EXERCISE BRIEF → Can you write out all of the material below, word for word?

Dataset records
● ● ●
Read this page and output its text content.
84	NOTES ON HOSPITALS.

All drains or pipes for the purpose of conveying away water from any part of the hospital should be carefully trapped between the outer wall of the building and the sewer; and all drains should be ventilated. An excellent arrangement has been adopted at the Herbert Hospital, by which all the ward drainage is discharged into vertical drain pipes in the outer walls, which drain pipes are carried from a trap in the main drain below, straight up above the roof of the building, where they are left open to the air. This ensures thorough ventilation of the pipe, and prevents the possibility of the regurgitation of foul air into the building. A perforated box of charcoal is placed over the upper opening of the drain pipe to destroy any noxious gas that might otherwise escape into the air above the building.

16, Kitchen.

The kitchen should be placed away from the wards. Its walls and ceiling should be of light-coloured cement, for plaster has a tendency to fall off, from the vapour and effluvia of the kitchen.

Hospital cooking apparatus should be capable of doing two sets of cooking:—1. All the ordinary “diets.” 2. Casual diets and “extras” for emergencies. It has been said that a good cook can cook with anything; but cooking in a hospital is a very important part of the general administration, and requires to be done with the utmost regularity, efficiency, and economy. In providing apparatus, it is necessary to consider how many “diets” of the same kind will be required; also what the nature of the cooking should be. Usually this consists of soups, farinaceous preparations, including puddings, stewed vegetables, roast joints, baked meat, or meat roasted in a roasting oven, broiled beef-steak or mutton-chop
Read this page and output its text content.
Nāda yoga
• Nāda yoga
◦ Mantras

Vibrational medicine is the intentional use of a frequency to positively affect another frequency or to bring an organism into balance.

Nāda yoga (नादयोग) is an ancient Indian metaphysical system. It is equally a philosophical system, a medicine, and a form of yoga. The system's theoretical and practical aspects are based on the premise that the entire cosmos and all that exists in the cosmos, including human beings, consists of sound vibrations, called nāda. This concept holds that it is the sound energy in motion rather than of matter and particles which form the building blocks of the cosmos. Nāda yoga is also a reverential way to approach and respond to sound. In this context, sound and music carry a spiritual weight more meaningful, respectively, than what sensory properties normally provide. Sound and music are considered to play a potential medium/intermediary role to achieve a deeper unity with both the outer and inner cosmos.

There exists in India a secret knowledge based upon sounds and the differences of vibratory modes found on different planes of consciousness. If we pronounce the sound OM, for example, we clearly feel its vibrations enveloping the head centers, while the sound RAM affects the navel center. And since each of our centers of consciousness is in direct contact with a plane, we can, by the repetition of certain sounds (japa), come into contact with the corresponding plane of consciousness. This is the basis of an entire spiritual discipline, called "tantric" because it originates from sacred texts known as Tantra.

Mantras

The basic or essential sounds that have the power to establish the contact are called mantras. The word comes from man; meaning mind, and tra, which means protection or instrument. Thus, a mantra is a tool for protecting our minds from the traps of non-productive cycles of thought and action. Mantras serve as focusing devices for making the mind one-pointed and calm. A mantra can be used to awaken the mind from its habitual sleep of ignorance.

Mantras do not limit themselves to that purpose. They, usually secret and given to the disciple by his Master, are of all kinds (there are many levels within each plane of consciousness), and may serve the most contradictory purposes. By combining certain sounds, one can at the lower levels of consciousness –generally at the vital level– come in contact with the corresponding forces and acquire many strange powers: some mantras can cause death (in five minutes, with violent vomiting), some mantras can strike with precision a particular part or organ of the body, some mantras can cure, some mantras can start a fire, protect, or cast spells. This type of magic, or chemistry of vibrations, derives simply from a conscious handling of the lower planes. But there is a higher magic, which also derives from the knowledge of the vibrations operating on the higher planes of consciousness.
● ● ●
THE SOLUTION →
Read this page and output its text content.
84	NOTES ON HOSPITALS.

All drains or pipes for the purpose of conveying away water from any part of the hospital should be carefully trapped between the outer wall of the building and the sewer; and all drains should be ventilated. An excellent arrangement has been adopted at the Herbert Hospital, by which all the ward drainage is discharged into vertical drain pipes in the outer walls, which drain pipes are carried from a trap in the main drain below, straight up above the roof of the building, where they are left open to the air. This ensures thorough ventilation of the pipe, and prevents the possibility of the regurgitation of foul air into the building. A perforated box of charcoal is placed over the upper opening of the drain pipe to destroy any noxious gas that might otherwise escape into the air above the building.

16, Kitchen.

The kitchen should be placed away from the wards. Its walls and ceiling should be of light-coloured cement, for plaster has a tendency to fall off, from the vapour and effluvia of the kitchen.

Hospital cooking apparatus should be capable of doing two sets of cooking:—1. All the ordinary “diets.” 2. Casual diets and “extras” for emergencies. It has been said that a good cook can cook with anything; but cooking in a hospital is a very important part of the general administration, and requires to be done with the utmost regularity, efficiency, and economy. In providing apparatus, it is necessary to consider how many “diets” of the same kind will be required; also what the nature of the cooking should be. Usually this consists of soups, farinaceous preparations, including puddings, stewed vegetables, roast joints, baked meat, or meat roasted in a roasting oven, broiled beef-steak or mutton-chop
Read this page and output its text content.
Nāda yoga
• Nāda yoga
◦ Mantras

Vibrational medicine is the intentional use of a frequency to positively affect another frequency or to bring an organism into balance.

Nāda yoga (नादयोग) is an ancient Indian metaphysical system. It is equally a philosophical system, a medicine, and a form of yoga. The system's theoretical and practical aspects are based on the premise that the entire cosmos and all that exists in the cosmos, including human beings, consists of sound vibrations, called nāda. This concept holds that it is the sound energy in motion rather than of matter and particles which form the building blocks of the cosmos. Nāda yoga is also a reverential way to approach and respond to sound. In this context, sound and music carry a spiritual weight more meaningful, respectively, than what sensory properties normally provide. Sound and music are considered to play a potential medium/intermediary role to achieve a deeper unity with both the outer and inner cosmos.

There exists in India a secret knowledge based upon sounds and the differences of vibratory modes found on different planes of consciousness. If we pronounce the sound OM, for example, we clearly feel its vibrations enveloping the head centers, while the sound RAM affects the navel center. And since each of our centers of consciousness is in direct contact with a plane, we can, by the repetition of certain sounds (japa), come into contact with the corresponding plane of consciousness. This is the basis of an entire spiritual discipline, called "tantric" because it originates from sacred texts known as Tantra.

Mantras

The basic or essential sounds that have the power to establish the contact are called mantras. The word comes from man; meaning mind, and tra, which means protection or instrument. Thus, a mantra is a tool for protecting our minds from the traps of non-productive cycles of thought and action. Mantras serve as focusing devices for making the mind one-pointed and calm. A mantra can be used to awaken the mind from its habitual sleep of ignorance.

Mantras do not limit themselves to that purpose. They, usually secret and given to the disciple by his Master, are of all kinds (there are many levels within each plane of consciousness), and may serve the most contradictory purposes. By combining certain sounds, one can at the lower levels of consciousness –generally at the vital level– come in contact with the corresponding forces and acquire many strange powers: some mantras can cause death (in five minutes, with violent vomiting), some mantras can strike with precision a particular part or organ of the body, some mantras can cure, some mantras can start a fire, protect, or cast spells. This type of magic, or chemistry of vibrations, derives simply from a conscious handling of the lower planes. But there is a higher magic, which also derives from the knowledge of the vibrations operating on the higher planes of consciousness.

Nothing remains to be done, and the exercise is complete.